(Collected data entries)
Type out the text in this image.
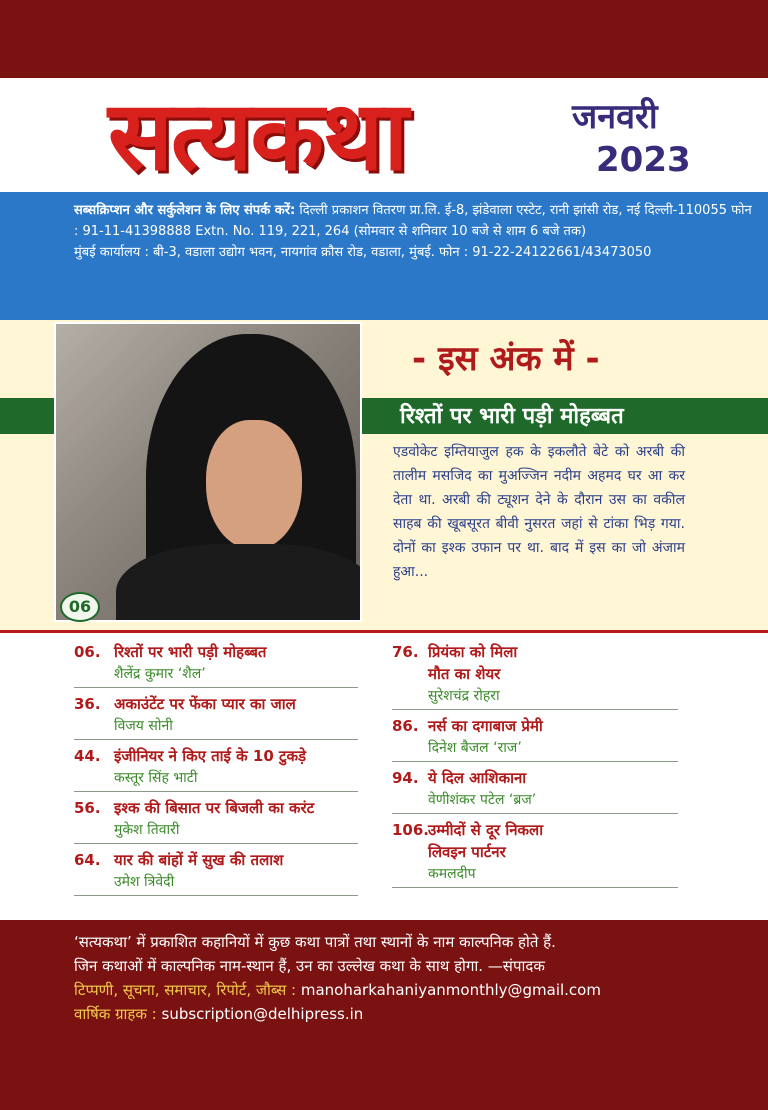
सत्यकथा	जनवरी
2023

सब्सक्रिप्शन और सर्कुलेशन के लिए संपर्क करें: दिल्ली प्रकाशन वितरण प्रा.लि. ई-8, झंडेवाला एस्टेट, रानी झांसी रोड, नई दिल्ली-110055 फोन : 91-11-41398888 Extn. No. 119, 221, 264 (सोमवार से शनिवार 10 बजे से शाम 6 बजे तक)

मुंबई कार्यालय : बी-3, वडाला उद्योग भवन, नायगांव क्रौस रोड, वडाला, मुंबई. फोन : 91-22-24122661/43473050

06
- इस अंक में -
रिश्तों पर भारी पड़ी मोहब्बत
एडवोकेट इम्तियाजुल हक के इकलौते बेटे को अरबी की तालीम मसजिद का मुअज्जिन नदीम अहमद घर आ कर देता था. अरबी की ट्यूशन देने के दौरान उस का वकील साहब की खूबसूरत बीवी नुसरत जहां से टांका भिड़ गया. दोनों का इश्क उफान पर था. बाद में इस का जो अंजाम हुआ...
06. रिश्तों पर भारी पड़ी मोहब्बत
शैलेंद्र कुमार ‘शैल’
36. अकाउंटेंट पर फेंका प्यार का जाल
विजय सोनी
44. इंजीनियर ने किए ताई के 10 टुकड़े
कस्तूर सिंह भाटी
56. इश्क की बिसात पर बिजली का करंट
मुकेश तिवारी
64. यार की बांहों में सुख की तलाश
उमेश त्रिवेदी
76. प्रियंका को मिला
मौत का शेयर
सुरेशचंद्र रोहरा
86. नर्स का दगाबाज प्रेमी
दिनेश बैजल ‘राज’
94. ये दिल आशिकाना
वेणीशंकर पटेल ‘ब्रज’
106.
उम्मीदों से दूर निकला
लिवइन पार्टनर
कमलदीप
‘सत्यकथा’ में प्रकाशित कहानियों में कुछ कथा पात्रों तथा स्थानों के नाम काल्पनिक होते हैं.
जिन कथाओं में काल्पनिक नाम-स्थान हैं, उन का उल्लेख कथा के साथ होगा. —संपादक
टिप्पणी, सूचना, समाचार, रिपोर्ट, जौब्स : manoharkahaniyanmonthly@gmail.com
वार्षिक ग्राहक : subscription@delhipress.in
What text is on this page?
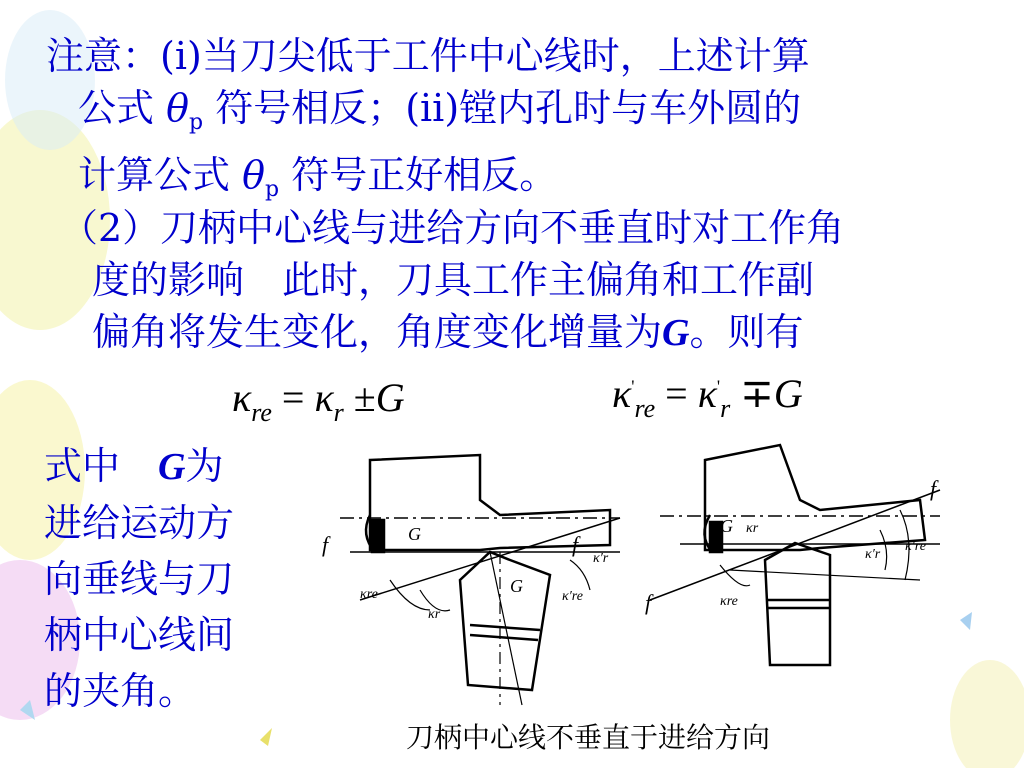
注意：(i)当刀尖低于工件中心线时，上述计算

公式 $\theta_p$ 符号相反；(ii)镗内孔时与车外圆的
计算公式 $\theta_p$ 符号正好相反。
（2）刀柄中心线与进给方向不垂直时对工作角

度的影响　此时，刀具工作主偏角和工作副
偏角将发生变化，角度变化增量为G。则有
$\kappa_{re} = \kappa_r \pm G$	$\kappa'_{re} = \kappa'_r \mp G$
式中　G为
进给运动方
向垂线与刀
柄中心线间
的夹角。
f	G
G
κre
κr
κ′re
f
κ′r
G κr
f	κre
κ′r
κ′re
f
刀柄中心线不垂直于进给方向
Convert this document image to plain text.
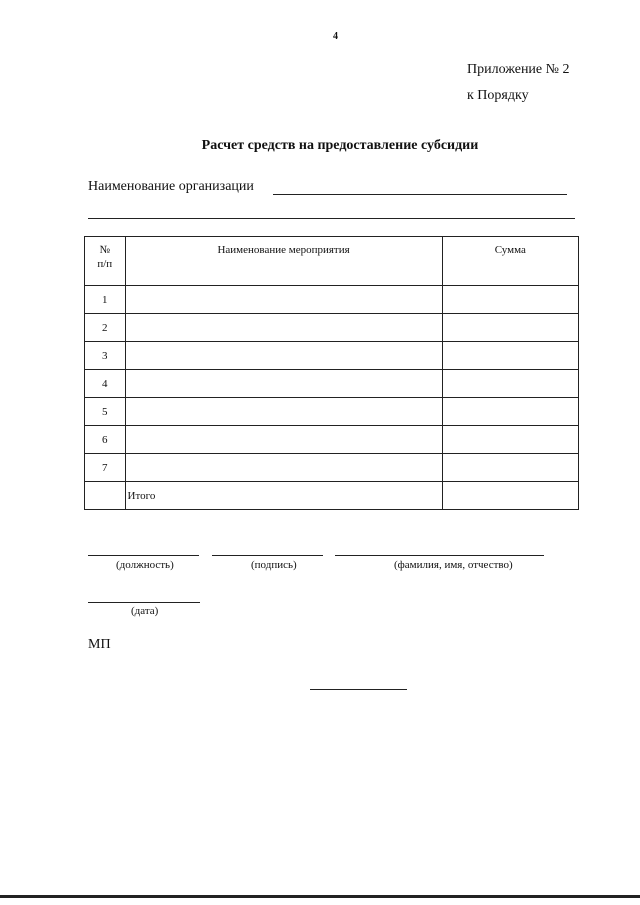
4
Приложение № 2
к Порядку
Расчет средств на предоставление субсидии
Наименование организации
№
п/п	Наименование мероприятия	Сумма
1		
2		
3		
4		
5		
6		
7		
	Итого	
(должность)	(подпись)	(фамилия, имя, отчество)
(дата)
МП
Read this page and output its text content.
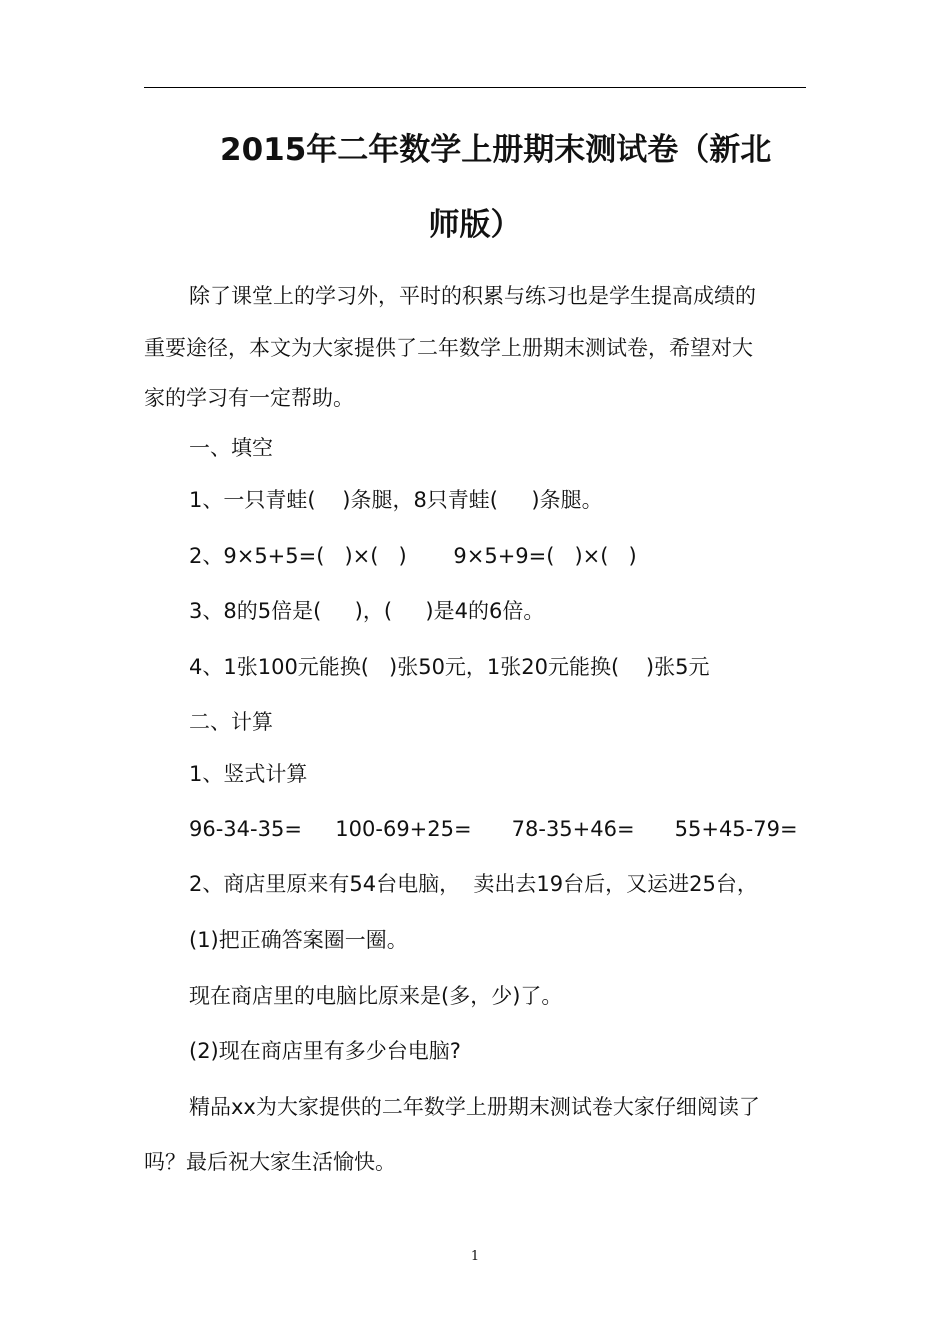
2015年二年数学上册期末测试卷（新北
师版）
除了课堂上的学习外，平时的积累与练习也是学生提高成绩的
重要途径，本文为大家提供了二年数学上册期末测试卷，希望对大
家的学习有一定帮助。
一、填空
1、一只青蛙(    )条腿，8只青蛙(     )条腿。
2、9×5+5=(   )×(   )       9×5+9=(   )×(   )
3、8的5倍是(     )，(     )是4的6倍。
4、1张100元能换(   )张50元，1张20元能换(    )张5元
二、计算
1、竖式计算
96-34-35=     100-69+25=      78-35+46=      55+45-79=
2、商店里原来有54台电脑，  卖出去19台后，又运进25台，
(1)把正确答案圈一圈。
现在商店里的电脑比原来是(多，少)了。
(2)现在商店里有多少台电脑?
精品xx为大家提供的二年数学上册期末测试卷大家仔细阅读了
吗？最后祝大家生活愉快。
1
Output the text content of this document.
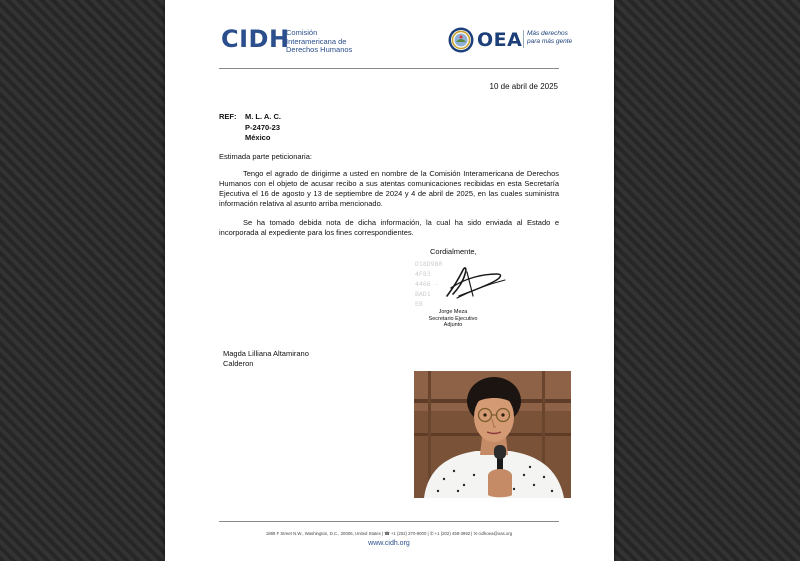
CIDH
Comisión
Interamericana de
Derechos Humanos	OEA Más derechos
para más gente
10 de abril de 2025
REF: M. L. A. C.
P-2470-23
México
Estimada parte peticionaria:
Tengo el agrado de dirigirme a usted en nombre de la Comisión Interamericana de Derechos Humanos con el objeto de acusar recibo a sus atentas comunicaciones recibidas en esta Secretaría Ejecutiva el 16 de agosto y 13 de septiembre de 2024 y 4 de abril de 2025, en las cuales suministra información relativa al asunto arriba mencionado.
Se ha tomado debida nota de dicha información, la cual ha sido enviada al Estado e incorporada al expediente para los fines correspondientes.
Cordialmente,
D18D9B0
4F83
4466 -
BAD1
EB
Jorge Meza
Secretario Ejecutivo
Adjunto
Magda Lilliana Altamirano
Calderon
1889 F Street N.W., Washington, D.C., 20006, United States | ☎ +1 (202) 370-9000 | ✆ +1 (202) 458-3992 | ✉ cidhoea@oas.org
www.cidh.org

Written task >> Each line in the listing above either holds the string "información" or does not; state how many do, giving the number only.

Full solution >> 2